Return all the data below as it stands, minus the pictures.

Start Provided data

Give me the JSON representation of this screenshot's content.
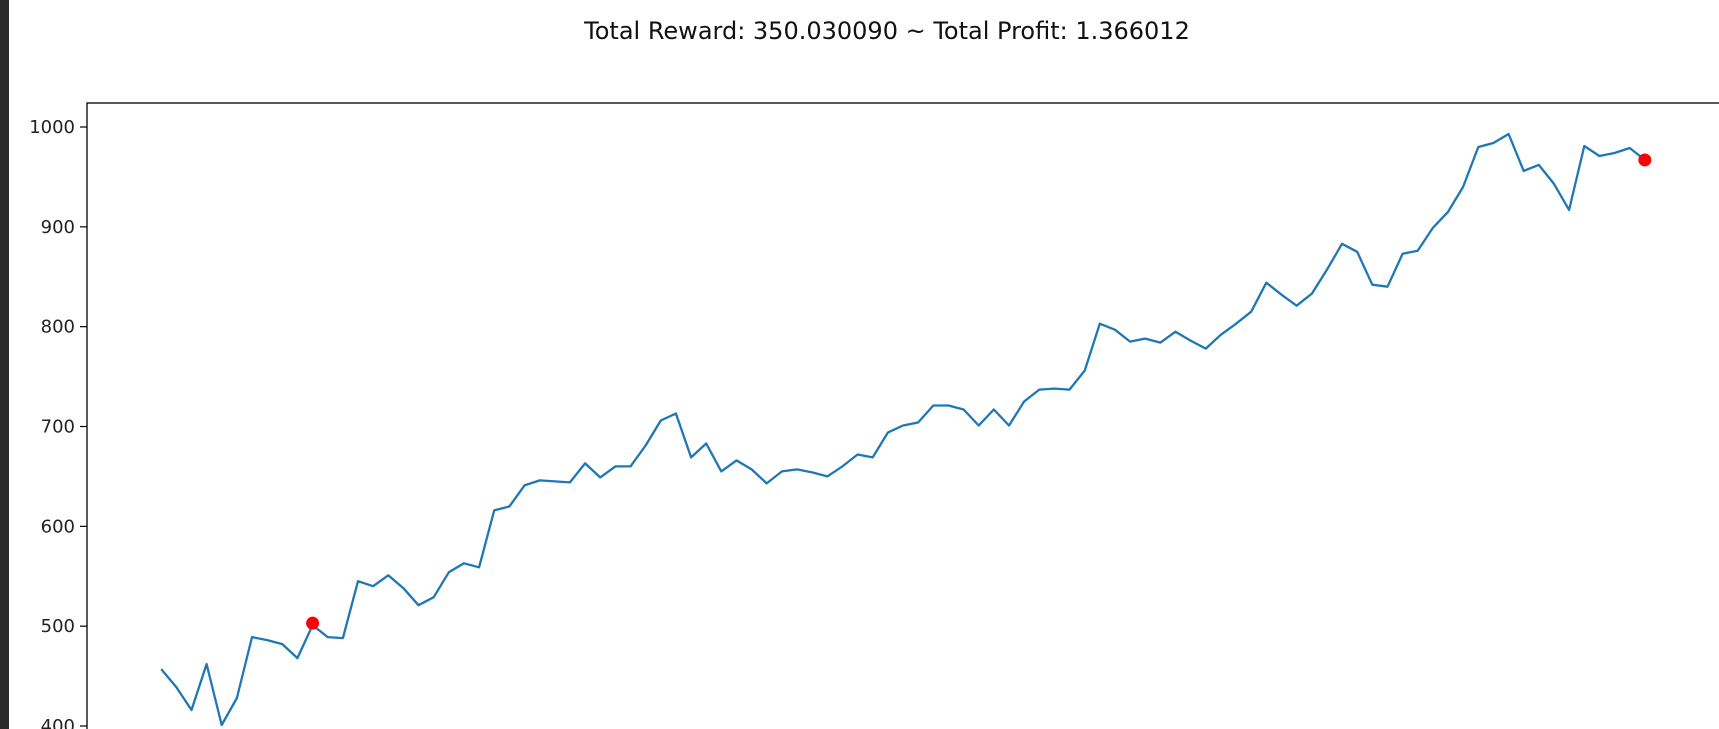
{
  "chart_data": {
    "type": "line",
    "title": "Total Reward: 350.030090 ~ Total Profit: 1.366012",
    "xlabel": "",
    "ylabel": "",
    "ylim": [
      400,
      1000
    ],
    "xlim": [
      -4.9,
      102.9
    ],
    "yticks": [
      400,
      500,
      600,
      700,
      800,
      900,
      1000
    ],
    "grid": false,
    "series": [
      {
        "color": "#1f77b4",
        "values": [
          457,
          439,
          416,
          462,
          401,
          428,
          489,
          486,
          482,
          468,
          501,
          489,
          488,
          545,
          540,
          551,
          538,
          521,
          529,
          554,
          563,
          559,
          616,
          620,
          641,
          646,
          645,
          644,
          663,
          649,
          660,
          660,
          681,
          706,
          713,
          669,
          683,
          655,
          666,
          657,
          643,
          655,
          657,
          654,
          650,
          660,
          672,
          669,
          694,
          701,
          704,
          721,
          721,
          717,
          701,
          717,
          701,
          725,
          737,
          738,
          737,
          756,
          803,
          797,
          785,
          788,
          784,
          795,
          786,
          778,
          792,
          803,
          815,
          844,
          832,
          821,
          833,
          857,
          883,
          875,
          842,
          840,
          873,
          876,
          899,
          915,
          940,
          980,
          984,
          993,
          956,
          962,
          943,
          917,
          981,
          971,
          974,
          979,
          967
        ]
      }
    ],
    "markers": [
      {
        "x": 10,
        "y": 503,
        "color": "#ff0000"
      },
      {
        "x": 98,
        "y": 967,
        "color": "#ff0000"
      }
    ]
  }
}
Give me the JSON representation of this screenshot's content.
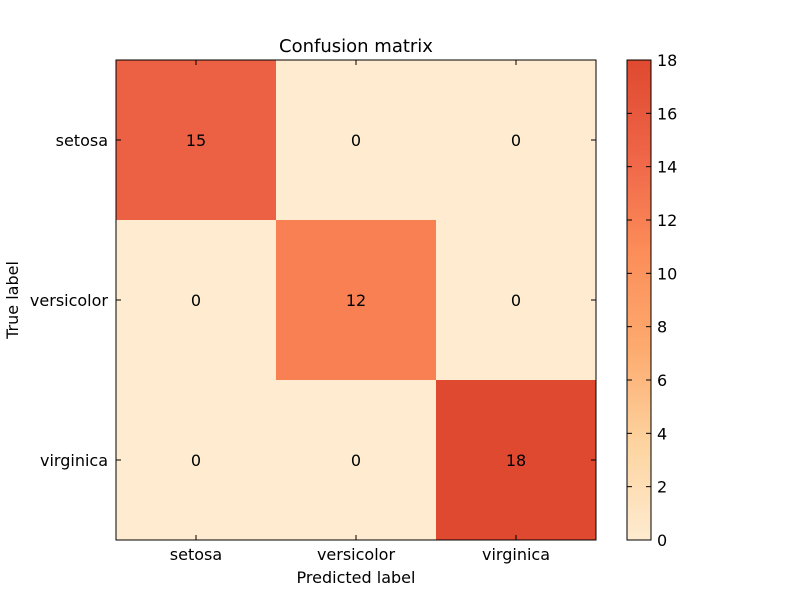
{
  "chart_data": {
    "type": "heatmap",
    "title": "Confusion matrix",
    "xlabel": "Predicted label",
    "ylabel": "True label",
    "x_categories": [
      "setosa",
      "versicolor",
      "virginica"
    ],
    "y_categories": [
      "setosa",
      "versicolor",
      "virginica"
    ],
    "values": [
      [
        15,
        0,
        0
      ],
      [
        0,
        12,
        0
      ],
      [
        0,
        0,
        18
      ]
    ],
    "colorbar": {
      "range": [
        0,
        18
      ],
      "ticks": [
        0,
        2,
        4,
        6,
        8,
        10,
        12,
        14,
        16,
        18
      ],
      "colormap": "Oranges-Reds",
      "low_color": "#feebd0",
      "high_color": "#df4930"
    }
  }
}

End Provided data

_Response to the exercise_
Give me the JSON representation of this screenshot's content.
{
  "chart_data": {
    "type": "line",
    "title": "Total Reward: 350.030090 ~ Total Profit: 1.366012",
    "xlabel": "",
    "ylabel": "",
    "ylim": [
      400,
      1000
    ],
    "xlim": [
      -4.9,
      102.9
    ],
    "yticks": [
      400,
      500,
      600,
      700,
      800,
      900,
      1000
    ],
    "grid": false,
    "series": [
      {
        "color": "#1f77b4",
        "values": [
          457,
          439,
          416,
          462,
          401,
          428,
          489,
          486,
          482,
          468,
          501,
          489,
          488,
          545,
          540,
          551,
          538,
          521,
          529,
          554,
          563,
          559,
          616,
          620,
          641,
          646,
          645,
          644,
          663,
          649,
          660,
          660,
          681,
          706,
          713,
          669,
          683,
          655,
          666,
          657,
          643,
          655,
          657,
          654,
          650,
          660,
          672,
          669,
          694,
          701,
          704,
          721,
          721,
          717,
          701,
          717,
          701,
          725,
          737,
          738,
          737,
          756,
          803,
          797,
          785,
          788,
          784,
          795,
          786,
          778,
          792,
          803,
          815,
          844,
          832,
          821,
          833,
          857,
          883,
          875,
          842,
          840,
          873,
          876,
          899,
          915,
          940,
          980,
          984,
          993,
          956,
          962,
          943,
          917,
          981,
          971,
          974,
          979,
          967
        ]
      }
    ],
    "markers": [
      {
        "x": 10,
        "y": 503,
        "color": "#ff0000"
      },
      {
        "x": 98,
        "y": 967,
        "color": "#ff0000"
      }
    ]
  }
}
Give me the JSON representation of this screenshot's content.
{
  "chart_data": {
    "type": "heatmap",
    "title": "Confusion matrix",
    "xlabel": "Predicted label",
    "ylabel": "True label",
    "x_categories": [
      "setosa",
      "versicolor",
      "virginica"
    ],
    "y_categories": [
      "setosa",
      "versicolor",
      "virginica"
    ],
    "values": [
      [
        15,
        0,
        0
      ],
      [
        0,
        12,
        0
      ],
      [
        0,
        0,
        18
      ]
    ],
    "colorbar": {
      "range": [
        0,
        18
      ],
      "ticks": [
        0,
        2,
        4,
        6,
        8,
        10,
        12,
        14,
        16,
        18
      ],
      "colormap": "Oranges-Reds",
      "low_color": "#feebd0",
      "high_color": "#df4930"
    }
  }
}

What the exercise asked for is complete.